Short task — Repeat every record below exactly, leaving out the pictures.

* BEGIN Entries shown *

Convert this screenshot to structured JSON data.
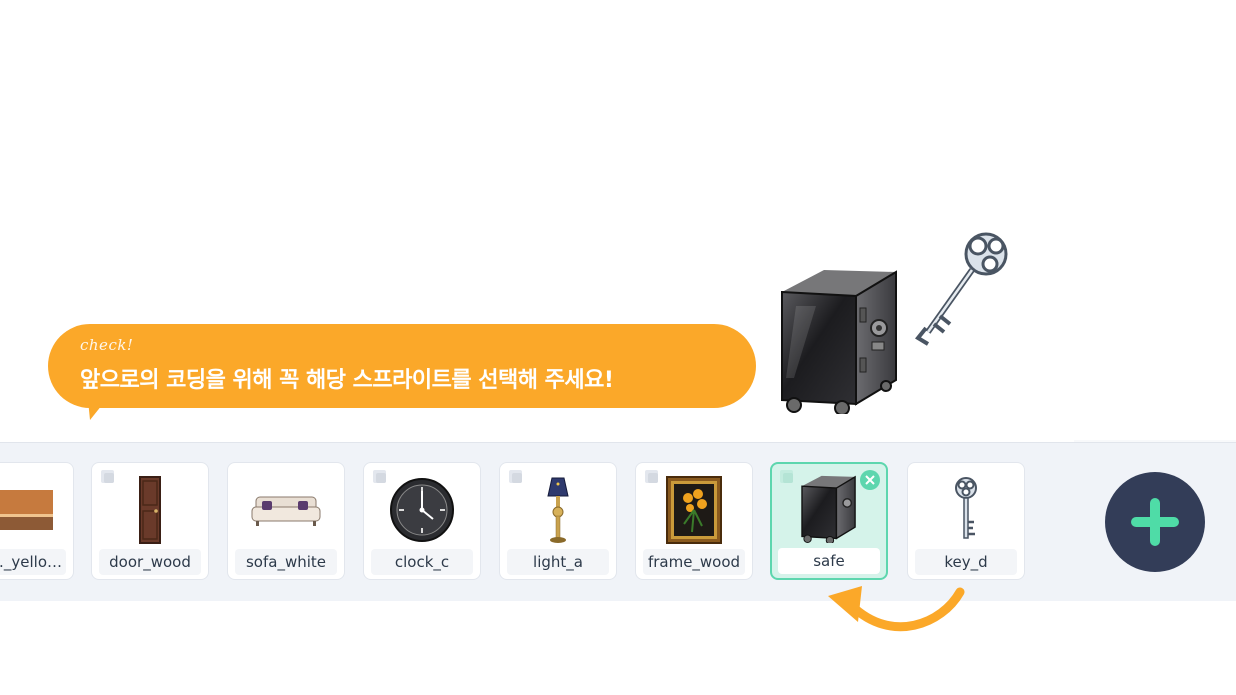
{
  "tooltip": {
    "check": "check!",
    "message": "앞으로의 코딩을 위해 꼭 해당 스프라이트를 선택해 주세요!"
  },
  "sprites": [
    {
      "name": "…_yello…",
      "thumb": "room-yellow-icon"
    },
    {
      "name": "door_wood",
      "thumb": "door-icon"
    },
    {
      "name": "sofa_white",
      "thumb": "sofa-icon"
    },
    {
      "name": "clock_c",
      "thumb": "clock-icon"
    },
    {
      "name": "light_a",
      "thumb": "lamp-icon"
    },
    {
      "name": "frame_wood",
      "thumb": "picture-frame-icon"
    },
    {
      "name": "safe",
      "thumb": "safe-icon",
      "selected": true
    },
    {
      "name": "key_d",
      "thumb": "key-icon"
    }
  ],
  "colors": {
    "accent": "#fba829",
    "selected": "#5dd6ae",
    "add_button": "#333d58",
    "tray": "#f0f3f8"
  }
}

* END Entries shown *

The answer —
Convert this screenshot to structured JSON data.
{
  "tooltip": {
    "check": "check!",
    "message": "앞으로의 코딩을 위해 꼭 해당 스프라이트를 선택해 주세요!"
  },
  "sprites": [
    {
      "name": "…_yello…",
      "thumb": "room-yellow-icon"
    },
    {
      "name": "door_wood",
      "thumb": "door-icon"
    },
    {
      "name": "sofa_white",
      "thumb": "sofa-icon"
    },
    {
      "name": "clock_c",
      "thumb": "clock-icon"
    },
    {
      "name": "light_a",
      "thumb": "lamp-icon"
    },
    {
      "name": "frame_wood",
      "thumb": "picture-frame-icon"
    },
    {
      "name": "safe",
      "thumb": "safe-icon",
      "selected": true
    },
    {
      "name": "key_d",
      "thumb": "key-icon"
    }
  ],
  "colors": {
    "accent": "#fba829",
    "selected": "#5dd6ae",
    "add_button": "#333d58",
    "tray": "#f0f3f8"
  }
}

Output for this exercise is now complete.